* **MATERIAL FOR THE TASK**:
+ + + + + + +

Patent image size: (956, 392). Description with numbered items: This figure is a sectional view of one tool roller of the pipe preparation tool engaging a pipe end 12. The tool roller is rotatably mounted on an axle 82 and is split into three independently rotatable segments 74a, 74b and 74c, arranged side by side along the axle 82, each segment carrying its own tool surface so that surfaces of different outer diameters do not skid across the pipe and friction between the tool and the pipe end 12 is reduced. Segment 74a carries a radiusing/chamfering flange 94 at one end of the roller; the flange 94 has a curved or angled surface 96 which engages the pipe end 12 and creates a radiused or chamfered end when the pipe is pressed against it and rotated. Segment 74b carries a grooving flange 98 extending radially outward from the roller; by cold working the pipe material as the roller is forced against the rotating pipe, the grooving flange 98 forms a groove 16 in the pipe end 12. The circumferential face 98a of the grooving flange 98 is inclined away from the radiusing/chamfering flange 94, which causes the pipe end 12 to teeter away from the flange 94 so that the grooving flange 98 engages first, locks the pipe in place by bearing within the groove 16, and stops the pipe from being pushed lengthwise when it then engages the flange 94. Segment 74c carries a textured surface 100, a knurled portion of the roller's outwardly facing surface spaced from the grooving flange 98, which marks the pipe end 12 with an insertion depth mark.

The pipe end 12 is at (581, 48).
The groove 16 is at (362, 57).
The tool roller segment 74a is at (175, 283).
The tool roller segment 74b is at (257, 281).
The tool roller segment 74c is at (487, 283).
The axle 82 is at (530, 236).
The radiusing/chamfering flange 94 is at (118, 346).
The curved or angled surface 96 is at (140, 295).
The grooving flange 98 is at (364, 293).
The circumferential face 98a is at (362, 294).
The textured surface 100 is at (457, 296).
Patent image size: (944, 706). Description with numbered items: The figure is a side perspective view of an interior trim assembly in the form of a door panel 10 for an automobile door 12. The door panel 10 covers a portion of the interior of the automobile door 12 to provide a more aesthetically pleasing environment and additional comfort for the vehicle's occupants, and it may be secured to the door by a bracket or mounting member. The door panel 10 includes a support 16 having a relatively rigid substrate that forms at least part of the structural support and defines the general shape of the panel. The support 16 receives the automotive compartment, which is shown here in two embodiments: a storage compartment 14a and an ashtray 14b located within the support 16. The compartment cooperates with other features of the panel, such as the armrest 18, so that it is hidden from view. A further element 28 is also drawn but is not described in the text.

+ + + + + + +

* **EXERCISE BRIEF**: Extract each line of the data above that contains the word "tool", matching case exactly.

* **ANSWER FOR THIS EXERCISE**:
Patent image size: (956, 392). Description with numbered items: This figure is a sectional view of one tool roller of the pipe preparation tool engaging a pipe end 12. The tool roller is rotatably mounted on an axle 82 and is split into three independently rotatable segments 74a, 74b and 74c, arranged side by side along the axle 82, each segment carrying its own tool surface so that surfaces of different outer diameters do not skid across the pipe and friction between the tool and the pipe end 12 is reduced. Segment 74a carries a radiusing/chamfering flange 94 at one end of the roller; the flange 94 has a curved or angled surface 96 which engages the pipe end 12 and creates a radiused or chamfered end when the pipe is pressed against it and rotated. Segment 74b carries a grooving flange 98 extending radially outward from the roller; by cold working the pipe material as the roller is forced against the rotating pipe, the grooving flange 98 forms a groove 16 in the pipe end 12. The circumferential face 98a of the grooving flange 98 is inclined away from the radiusing/chamfering flange 94, which causes the pipe end 12 to teeter away from the flange 94 so that the grooving flange 98 engages first, locks the pipe in place by bearing within the groove 16, and stops the pipe from being pushed lengthwise when it then engages the flange 94. Segment 74c carries a textured surface 100, a knurled portion of the roller's outwardly facing surface spaced from the grooving flange 98, which marks the pipe end 12 with an insertion depth mark.
The tool roller segment 74a is at (175, 283).
The tool roller segment 74b is at (257, 281).
The tool roller segment 74c is at (487, 283).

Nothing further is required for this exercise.